(Фрагмент):
%%

Читать «Стихи про меня» онлайн - страница 2

Пётр Львович Вайль

1901

Поэзия — то, что не переводится. Есть такое определение. Можно и рас­ширить: стихи — то, что до конца не понять. Можно только догадаться и попасть в резонанс. Сколько лет по­вторяю строчки Анненского, но так и не знаю, кто эта звезда. Бог? Женщина? По всем первич­ным признакам — женщина. Но Анненский был человек глубокой традиции и тонкого вкуса, да еще и преподаватель, директор Царскосельской гимназии, входил в ученый совет министерства просвещения. Не расставлял прописные буквы зря. О женщине, причем женщине любимой, он мог написать: "Господи, я и не знал, до чего / Она некрасива..." Горько, безжалостно. Он сказал, буд­то занес в графу отчета: "Сердце — счетчик м'уки".

Это — не вполне метафора, скорее именно констатация факта, медицинская справка. У Ан­ненского был порок сердца, он стоически гото­вился к внезапной кончине (внезапно и умер на ступенях вокзала), шутил на эту тему. Кажется неслучайным, что псевдоним для первых публи­каций избрал какой-то несуществующий: "Ник. Т-о", вслед за Одиссеем в пещере Полифема.

О смерти Анненский писал часто и безбояз­ненно, почему Ходасевич и назвал его Иваном Ильичом русской поэзии. Неоднократно впря­мую описывал похороны, даже удваивая впечат­ления, сталкивая погребение человека с уходом времени года: "Но ничего печальней нет, / Как встреча двух смертей". Об умершем — фотогра­фически бесстрастно: "И, жутко задран, воско­вой / Глядел из гроба нос". О вагонах поезда у него сказано: "Влачатся тяжкие гробы, / Скрипя и лязгая цепями". Не эшелон ведь с зэками, а обычный пассажирский. О городе: "И не все ли равно вам: / Камни там или люди?" В самом деле, все равно для человека, которому была доступна точ­ка зрения осколка статуи: "Я на дне, я печальный обломок, / Надо мной зеленеет вода". За полве­ка до погребального "Августа" Пастернака и по­чти за век до предсмертного "Августа" Бродско­го он написал свой "Август": "Дрожат и говорят: "А ты? Когда же ты?" / На медном языке истомы похоронной".

%%

(Задание 1):
Ответьте по фрагменту об Анненском:
(а) Директором какой гимназии был Анненский?
(б) Какой псевдоним он избрал для первых публикаций?
(в) Кто назвал Анненского Иваном Ильичом русской поэзии?
(Задание 2):
Подхватите фрагмент об Анненском и напишите его продолжение, начиная после последнего приведённого предложения.
Записи ниже получены из другого источника.

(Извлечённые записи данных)
%%

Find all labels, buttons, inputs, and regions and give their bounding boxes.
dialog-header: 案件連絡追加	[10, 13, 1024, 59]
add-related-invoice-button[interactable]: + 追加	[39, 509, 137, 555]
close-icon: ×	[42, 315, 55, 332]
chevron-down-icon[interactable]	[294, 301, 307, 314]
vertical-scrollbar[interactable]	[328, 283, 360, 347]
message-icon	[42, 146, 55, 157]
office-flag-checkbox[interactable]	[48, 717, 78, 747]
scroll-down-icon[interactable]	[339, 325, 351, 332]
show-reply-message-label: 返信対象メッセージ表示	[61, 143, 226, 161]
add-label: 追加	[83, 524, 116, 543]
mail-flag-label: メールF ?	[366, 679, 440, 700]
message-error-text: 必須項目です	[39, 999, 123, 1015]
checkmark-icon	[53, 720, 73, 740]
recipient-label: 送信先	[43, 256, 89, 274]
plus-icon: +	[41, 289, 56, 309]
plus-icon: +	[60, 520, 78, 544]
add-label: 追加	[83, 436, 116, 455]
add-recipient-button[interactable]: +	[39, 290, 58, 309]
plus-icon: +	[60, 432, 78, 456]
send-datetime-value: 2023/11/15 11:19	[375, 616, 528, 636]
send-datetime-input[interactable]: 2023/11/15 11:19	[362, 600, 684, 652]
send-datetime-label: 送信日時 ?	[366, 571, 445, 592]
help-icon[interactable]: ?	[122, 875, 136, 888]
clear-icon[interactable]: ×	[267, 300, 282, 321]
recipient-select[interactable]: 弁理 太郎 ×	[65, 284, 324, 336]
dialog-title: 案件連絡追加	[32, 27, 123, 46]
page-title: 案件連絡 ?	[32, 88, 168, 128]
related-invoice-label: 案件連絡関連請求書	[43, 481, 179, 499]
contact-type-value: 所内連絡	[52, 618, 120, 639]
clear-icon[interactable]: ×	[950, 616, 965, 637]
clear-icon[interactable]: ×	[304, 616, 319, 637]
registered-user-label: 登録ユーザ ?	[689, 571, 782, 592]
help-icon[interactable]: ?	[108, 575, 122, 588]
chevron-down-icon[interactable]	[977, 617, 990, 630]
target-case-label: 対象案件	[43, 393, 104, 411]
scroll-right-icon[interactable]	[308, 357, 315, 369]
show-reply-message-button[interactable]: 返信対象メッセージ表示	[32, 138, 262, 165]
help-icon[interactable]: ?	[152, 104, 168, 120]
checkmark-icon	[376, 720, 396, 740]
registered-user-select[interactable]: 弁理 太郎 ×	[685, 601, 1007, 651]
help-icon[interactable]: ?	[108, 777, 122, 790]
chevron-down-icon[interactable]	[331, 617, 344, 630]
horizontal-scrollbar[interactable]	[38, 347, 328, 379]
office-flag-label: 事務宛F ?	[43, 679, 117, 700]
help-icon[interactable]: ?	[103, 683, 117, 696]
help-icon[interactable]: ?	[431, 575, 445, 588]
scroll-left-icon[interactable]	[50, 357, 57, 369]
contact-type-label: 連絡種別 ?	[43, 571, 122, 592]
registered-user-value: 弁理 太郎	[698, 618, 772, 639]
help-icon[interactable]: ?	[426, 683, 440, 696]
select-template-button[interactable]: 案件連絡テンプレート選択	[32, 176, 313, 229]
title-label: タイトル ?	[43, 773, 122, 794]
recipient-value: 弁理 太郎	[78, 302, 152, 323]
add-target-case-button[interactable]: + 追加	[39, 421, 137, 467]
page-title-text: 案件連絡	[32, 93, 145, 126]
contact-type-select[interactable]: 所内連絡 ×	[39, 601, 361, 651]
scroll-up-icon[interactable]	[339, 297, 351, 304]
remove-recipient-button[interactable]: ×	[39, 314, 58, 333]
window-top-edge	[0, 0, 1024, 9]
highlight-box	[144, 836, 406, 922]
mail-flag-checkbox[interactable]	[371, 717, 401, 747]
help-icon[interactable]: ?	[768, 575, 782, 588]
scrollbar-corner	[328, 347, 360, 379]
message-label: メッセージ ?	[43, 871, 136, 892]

%%

(Результат выполнения 1):
(а) Царскосельской гимназии.
(б) «Ник. Т-о».
(в) Ходасевич.

(Результат выполнения 2):
В отношении к смерти, вероятно, сказывалась закалка античника: Анненский перевел и прокомментировал всего Еврипида, сам писал драмы на античные сюжеты. Древние воспринимали смерть не так, как люди Нового времени. Для нас смерть — прежде всего то, что случается с други­ми. Во-вторых — то, что вынесено за скобки жиз­ни: сначала идет одно, потом приходит другое. Смерть — это не мы. Для них — все неразрывно вместе: а чем же еще может оканчиваться бытие?

Обрести бы этот взгляд на собственную жизнь со стоических вершин — как у Марка Аврелия: "Сел, поплыл, приехал, вылезай".

Восходящая к античным образцам трезвость придавала остроты взору Анненского. Он видел торчащий из гроба нос, замечал перепад стилей и эпох в привычной эклектике ресторанного ин­терьера: "Вкруг белеющей Психеи / Те же фику­сы торчат, / Те же грустные лакеи, / Тот же гам и тот же чад". (Потом Блок этот "Трактир жиз­ни" перенес в кабак "Незнакомки": "Лакеи сон­ные торчат".)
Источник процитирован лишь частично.